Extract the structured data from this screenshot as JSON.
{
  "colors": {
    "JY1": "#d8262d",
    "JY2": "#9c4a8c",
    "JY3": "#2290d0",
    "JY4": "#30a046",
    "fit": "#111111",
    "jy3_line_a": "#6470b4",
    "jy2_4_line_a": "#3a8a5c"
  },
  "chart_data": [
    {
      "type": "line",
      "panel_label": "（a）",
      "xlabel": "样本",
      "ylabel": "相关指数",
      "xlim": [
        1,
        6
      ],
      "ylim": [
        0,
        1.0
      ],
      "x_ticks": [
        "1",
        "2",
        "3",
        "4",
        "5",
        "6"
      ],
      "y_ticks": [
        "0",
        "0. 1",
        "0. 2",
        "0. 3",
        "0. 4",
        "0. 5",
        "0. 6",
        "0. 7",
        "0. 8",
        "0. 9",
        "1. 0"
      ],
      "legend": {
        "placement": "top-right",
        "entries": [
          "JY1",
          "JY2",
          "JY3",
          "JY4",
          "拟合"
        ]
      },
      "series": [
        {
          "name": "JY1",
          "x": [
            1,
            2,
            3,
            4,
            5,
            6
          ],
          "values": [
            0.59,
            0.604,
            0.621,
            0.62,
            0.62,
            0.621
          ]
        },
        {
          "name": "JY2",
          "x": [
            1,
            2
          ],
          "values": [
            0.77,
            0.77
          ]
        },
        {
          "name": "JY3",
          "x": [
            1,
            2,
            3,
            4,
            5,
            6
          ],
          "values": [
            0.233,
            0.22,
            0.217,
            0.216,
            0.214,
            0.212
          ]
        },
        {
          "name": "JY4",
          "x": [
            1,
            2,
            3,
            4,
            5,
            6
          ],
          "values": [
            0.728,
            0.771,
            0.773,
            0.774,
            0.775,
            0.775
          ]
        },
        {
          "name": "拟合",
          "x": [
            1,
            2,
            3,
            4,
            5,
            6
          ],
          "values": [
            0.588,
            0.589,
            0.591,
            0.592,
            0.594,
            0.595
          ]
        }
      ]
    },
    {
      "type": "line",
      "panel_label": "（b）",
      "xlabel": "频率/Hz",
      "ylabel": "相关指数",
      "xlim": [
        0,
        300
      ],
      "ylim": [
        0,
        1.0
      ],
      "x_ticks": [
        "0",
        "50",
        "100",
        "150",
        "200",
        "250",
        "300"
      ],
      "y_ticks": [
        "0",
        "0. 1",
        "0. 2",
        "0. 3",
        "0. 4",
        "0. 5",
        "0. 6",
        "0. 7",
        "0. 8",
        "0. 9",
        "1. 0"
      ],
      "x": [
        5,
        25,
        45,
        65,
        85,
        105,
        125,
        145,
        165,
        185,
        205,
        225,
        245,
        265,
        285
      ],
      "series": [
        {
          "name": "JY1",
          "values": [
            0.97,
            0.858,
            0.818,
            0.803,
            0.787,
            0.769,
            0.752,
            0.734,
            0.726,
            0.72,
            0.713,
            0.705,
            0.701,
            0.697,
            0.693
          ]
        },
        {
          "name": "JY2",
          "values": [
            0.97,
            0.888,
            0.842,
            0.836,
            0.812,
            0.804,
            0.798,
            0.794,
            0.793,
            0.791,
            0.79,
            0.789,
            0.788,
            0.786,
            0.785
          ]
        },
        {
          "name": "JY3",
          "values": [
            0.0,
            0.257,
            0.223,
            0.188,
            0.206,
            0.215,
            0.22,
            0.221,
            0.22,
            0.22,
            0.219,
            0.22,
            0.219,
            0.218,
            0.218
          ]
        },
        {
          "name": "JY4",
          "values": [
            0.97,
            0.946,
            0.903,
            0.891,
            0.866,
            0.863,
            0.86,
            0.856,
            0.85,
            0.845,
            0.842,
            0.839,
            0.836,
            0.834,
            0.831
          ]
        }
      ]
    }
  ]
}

++++

- [OBJECTIVE] Print again each line of the listing above, exactly as it appears.

- [RESPONSE TO THE TASK]
Extract the structured data from this screenshot as JSON.
{
  "colors": {
    "JY1": "#d8262d",
    "JY2": "#9c4a8c",
    "JY3": "#2290d0",
    "JY4": "#30a046",
    "fit": "#111111",
    "jy3_line_a": "#6470b4",
    "jy2_4_line_a": "#3a8a5c"
  },
  "chart_data": [
    {
      "type": "line",
      "panel_label": "（a）",
      "xlabel": "样本",
      "ylabel": "相关指数",
      "xlim": [
        1,
        6
      ],
      "ylim": [
        0,
        1.0
      ],
      "x_ticks": [
        "1",
        "2",
        "3",
        "4",
        "5",
        "6"
      ],
      "y_ticks": [
        "0",
        "0. 1",
        "0. 2",
        "0. 3",
        "0. 4",
        "0. 5",
        "0. 6",
        "0. 7",
        "0. 8",
        "0. 9",
        "1. 0"
      ],
      "legend": {
        "placement": "top-right",
        "entries": [
          "JY1",
          "JY2",
          "JY3",
          "JY4",
          "拟合"
        ]
      },
      "series": [
        {
          "name": "JY1",
          "x": [
            1,
            2,
            3,
            4,
            5,
            6
          ],
          "values": [
            0.59,
            0.604,
            0.621,
            0.62,
            0.62,
            0.621
          ]
        },
        {
          "name": "JY2",
          "x": [
            1,
            2
          ],
          "values": [
            0.77,
            0.77
          ]
        },
        {
          "name": "JY3",
          "x": [
            1,
            2,
            3,
            4,
            5,
            6
          ],
          "values": [
            0.233,
            0.22,
            0.217,
            0.216,
            0.214,
            0.212
          ]
        },
        {
          "name": "JY4",
          "x": [
            1,
            2,
            3,
            4,
            5,
            6
          ],
          "values": [
            0.728,
            0.771,
            0.773,
            0.774,
            0.775,
            0.775
          ]
        },
        {
          "name": "拟合",
          "x": [
            1,
            2,
            3,
            4,
            5,
            6
          ],
          "values": [
            0.588,
            0.589,
            0.591,
            0.592,
            0.594,
            0.595
          ]
        }
      ]
    },
    {
      "type": "line",
      "panel_label": "（b）",
      "xlabel": "频率/Hz",
      "ylabel": "相关指数",
      "xlim": [
        0,
        300
      ],
      "ylim": [
        0,
        1.0
      ],
      "x_ticks": [
        "0",
        "50",
        "100",
        "150",
        "200",
        "250",
        "300"
      ],
      "y_ticks": [
        "0",
        "0. 1",
        "0. 2",
        "0. 3",
        "0. 4",
        "0. 5",
        "0. 6",
        "0. 7",
        "0. 8",
        "0. 9",
        "1. 0"
      ],
      "x": [
        5,
        25,
        45,
        65,
        85,
        105,
        125,
        145,
        165,
        185,
        205,
        225,
        245,
        265,
        285
      ],
      "series": [
        {
          "name": "JY1",
          "values": [
            0.97,
            0.858,
            0.818,
            0.803,
            0.787,
            0.769,
            0.752,
            0.734,
            0.726,
            0.72,
            0.713,
            0.705,
            0.701,
            0.697,
            0.693
          ]
        },
        {
          "name": "JY2",
          "values": [
            0.97,
            0.888,
            0.842,
            0.836,
            0.812,
            0.804,
            0.798,
            0.794,
            0.793,
            0.791,
            0.79,
            0.789,
            0.788,
            0.786,
            0.785
          ]
        },
        {
          "name": "JY3",
          "values": [
            0.0,
            0.257,
            0.223,
            0.188,
            0.206,
            0.215,
            0.22,
            0.221,
            0.22,
            0.22,
            0.219,
            0.22,
            0.219,
            0.218,
            0.218
          ]
        },
        {
          "name": "JY4",
          "values": [
            0.97,
            0.946,
            0.903,
            0.891,
            0.866,
            0.863,
            0.86,
            0.856,
            0.85,
            0.845,
            0.842,
            0.839,
            0.836,
            0.834,
            0.831
          ]
        }
      ]
    }
  ]
}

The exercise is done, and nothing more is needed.